[Records from a data collection]
══════

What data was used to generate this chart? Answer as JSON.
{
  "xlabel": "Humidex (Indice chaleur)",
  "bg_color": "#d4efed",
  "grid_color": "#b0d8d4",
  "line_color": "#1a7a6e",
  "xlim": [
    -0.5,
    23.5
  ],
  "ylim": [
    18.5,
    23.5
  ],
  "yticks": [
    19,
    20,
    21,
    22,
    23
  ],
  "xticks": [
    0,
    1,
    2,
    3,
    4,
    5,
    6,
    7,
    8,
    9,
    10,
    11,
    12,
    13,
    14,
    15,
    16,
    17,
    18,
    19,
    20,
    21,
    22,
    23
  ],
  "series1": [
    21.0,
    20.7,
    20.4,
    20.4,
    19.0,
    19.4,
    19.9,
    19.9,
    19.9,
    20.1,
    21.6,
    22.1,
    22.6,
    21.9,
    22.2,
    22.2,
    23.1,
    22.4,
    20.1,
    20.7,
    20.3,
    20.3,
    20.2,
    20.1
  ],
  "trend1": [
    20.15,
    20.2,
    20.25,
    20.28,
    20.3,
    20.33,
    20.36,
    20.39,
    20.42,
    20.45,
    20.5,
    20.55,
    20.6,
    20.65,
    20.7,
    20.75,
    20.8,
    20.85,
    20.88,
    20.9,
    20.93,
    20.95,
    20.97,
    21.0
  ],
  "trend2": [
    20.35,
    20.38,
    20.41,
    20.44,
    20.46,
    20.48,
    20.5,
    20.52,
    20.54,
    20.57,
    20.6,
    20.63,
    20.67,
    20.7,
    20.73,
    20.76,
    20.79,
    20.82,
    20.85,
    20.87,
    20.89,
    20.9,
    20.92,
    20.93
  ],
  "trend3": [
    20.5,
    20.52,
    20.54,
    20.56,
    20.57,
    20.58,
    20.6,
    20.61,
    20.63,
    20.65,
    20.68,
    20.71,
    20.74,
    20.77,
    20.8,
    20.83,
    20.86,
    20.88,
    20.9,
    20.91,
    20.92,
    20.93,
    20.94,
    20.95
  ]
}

══════

== GIVEN INSTRUCTION ==
Without omitting anything, output the entries exactly.

== SOLUTION TO THIS EXERCISE ==
What data was used to generate this chart? Answer as JSON.
{
  "xlabel": "Humidex (Indice chaleur)",
  "bg_color": "#d4efed",
  "grid_color": "#b0d8d4",
  "line_color": "#1a7a6e",
  "xlim": [
    -0.5,
    23.5
  ],
  "ylim": [
    18.5,
    23.5
  ],
  "yticks": [
    19,
    20,
    21,
    22,
    23
  ],
  "xticks": [
    0,
    1,
    2,
    3,
    4,
    5,
    6,
    7,
    8,
    9,
    10,
    11,
    12,
    13,
    14,
    15,
    16,
    17,
    18,
    19,
    20,
    21,
    22,
    23
  ],
  "series1": [
    21.0,
    20.7,
    20.4,
    20.4,
    19.0,
    19.4,
    19.9,
    19.9,
    19.9,
    20.1,
    21.6,
    22.1,
    22.6,
    21.9,
    22.2,
    22.2,
    23.1,
    22.4,
    20.1,
    20.7,
    20.3,
    20.3,
    20.2,
    20.1
  ],
  "trend1": [
    20.15,
    20.2,
    20.25,
    20.28,
    20.3,
    20.33,
    20.36,
    20.39,
    20.42,
    20.45,
    20.5,
    20.55,
    20.6,
    20.65,
    20.7,
    20.75,
    20.8,
    20.85,
    20.88,
    20.9,
    20.93,
    20.95,
    20.97,
    21.0
  ],
  "trend2": [
    20.35,
    20.38,
    20.41,
    20.44,
    20.46,
    20.48,
    20.5,
    20.52,
    20.54,
    20.57,
    20.6,
    20.63,
    20.67,
    20.7,
    20.73,
    20.76,
    20.79,
    20.82,
    20.85,
    20.87,
    20.89,
    20.9,
    20.92,
    20.93
  ],
  "trend3": [
    20.5,
    20.52,
    20.54,
    20.56,
    20.57,
    20.58,
    20.6,
    20.61,
    20.63,
    20.65,
    20.68,
    20.71,
    20.74,
    20.77,
    20.8,
    20.83,
    20.86,
    20.88,
    20.9,
    20.91,
    20.92,
    20.93,
    20.94,
    20.95
  ]
}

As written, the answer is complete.